• Requirements:
Copy word for word the lines of the records below, starting at the first line and ending at the line that contains "cell-routes: 347 xyxy=(587,42,667,67)", with both ends included.

• Data records:
'''

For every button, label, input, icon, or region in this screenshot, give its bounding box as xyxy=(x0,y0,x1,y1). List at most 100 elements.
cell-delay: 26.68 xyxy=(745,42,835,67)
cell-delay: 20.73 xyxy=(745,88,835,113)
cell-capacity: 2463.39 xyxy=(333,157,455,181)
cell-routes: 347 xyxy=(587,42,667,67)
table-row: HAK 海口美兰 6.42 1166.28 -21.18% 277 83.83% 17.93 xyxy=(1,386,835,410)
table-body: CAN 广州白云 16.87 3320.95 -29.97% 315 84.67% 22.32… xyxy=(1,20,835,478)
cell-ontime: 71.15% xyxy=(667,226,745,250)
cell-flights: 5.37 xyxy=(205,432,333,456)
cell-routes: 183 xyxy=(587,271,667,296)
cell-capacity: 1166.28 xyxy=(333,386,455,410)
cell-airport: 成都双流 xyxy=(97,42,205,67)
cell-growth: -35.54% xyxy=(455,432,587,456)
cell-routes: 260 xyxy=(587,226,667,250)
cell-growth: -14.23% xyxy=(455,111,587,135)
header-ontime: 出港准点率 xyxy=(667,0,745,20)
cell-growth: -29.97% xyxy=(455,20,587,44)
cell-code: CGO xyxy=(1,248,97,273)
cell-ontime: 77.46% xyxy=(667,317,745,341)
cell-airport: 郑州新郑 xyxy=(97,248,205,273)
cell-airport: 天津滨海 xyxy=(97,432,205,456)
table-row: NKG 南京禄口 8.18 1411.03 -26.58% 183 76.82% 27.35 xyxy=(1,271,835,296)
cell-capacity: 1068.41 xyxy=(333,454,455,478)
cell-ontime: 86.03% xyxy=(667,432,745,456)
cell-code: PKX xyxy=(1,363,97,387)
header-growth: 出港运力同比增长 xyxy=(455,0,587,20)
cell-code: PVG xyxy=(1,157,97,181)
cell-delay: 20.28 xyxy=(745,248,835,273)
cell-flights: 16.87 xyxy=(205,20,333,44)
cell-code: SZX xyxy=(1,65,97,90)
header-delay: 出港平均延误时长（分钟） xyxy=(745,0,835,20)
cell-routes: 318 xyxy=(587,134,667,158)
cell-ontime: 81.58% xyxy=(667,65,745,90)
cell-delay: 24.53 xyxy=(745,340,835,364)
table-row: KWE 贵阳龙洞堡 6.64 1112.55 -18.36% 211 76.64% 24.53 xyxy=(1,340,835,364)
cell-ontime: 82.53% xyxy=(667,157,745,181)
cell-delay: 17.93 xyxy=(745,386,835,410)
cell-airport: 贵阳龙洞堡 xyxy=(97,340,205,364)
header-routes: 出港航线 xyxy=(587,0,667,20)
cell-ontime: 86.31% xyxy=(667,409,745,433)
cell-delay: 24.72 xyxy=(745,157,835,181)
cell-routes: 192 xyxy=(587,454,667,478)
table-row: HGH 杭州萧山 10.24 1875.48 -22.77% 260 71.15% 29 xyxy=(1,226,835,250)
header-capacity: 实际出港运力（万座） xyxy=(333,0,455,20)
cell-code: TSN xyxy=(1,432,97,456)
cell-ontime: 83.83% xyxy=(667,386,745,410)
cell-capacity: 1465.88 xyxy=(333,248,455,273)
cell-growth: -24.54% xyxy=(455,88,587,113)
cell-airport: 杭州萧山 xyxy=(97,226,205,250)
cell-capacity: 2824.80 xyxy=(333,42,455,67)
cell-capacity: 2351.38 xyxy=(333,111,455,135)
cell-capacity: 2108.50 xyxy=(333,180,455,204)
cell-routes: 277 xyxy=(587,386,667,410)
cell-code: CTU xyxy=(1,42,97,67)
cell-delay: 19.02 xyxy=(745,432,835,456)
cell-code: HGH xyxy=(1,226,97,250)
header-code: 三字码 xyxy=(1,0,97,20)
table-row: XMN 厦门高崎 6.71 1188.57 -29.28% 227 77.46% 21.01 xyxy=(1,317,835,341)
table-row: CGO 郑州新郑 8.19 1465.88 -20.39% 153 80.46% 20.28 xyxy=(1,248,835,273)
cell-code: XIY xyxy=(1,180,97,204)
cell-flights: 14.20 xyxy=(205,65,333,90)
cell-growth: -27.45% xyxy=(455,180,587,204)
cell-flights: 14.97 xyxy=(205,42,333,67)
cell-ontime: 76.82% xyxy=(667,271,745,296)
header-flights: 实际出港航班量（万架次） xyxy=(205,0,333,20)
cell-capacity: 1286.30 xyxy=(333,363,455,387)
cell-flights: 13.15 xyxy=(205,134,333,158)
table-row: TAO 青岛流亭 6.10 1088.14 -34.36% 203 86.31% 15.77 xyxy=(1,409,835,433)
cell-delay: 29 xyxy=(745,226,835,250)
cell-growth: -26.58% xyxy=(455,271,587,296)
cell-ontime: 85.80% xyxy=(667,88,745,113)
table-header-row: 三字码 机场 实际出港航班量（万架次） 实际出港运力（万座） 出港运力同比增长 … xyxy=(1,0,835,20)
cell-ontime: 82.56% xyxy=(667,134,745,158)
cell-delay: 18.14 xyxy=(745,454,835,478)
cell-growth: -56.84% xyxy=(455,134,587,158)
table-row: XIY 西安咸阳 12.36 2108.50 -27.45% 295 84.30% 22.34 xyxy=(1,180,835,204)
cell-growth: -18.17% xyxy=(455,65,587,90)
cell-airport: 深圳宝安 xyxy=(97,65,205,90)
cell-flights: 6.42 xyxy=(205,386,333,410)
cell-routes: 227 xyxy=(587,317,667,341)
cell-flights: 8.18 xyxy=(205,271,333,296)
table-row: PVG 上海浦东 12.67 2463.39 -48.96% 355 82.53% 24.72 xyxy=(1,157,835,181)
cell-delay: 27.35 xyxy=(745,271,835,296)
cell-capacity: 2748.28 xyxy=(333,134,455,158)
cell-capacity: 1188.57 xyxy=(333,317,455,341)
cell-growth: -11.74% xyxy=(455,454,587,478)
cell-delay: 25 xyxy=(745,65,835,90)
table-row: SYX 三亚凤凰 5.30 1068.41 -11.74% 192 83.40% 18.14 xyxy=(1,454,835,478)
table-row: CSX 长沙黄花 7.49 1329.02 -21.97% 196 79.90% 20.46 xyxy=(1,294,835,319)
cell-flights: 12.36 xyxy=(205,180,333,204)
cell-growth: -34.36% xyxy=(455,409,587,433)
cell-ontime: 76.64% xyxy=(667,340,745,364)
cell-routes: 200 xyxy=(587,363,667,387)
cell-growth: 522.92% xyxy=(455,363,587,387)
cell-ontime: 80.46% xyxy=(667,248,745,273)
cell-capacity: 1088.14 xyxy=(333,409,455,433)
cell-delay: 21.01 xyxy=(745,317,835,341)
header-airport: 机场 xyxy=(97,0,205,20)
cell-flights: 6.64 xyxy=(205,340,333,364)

'''

• Task output:
For every button, label, input, icon, or region in this screenshot, give its bounding box as xyxy=(x0,y0,x1,y1). List at most 100 elements.
cell-delay: 26.68 xyxy=(745,42,835,67)
cell-delay: 20.73 xyxy=(745,88,835,113)
cell-capacity: 2463.39 xyxy=(333,157,455,181)
cell-routes: 347 xyxy=(587,42,667,67)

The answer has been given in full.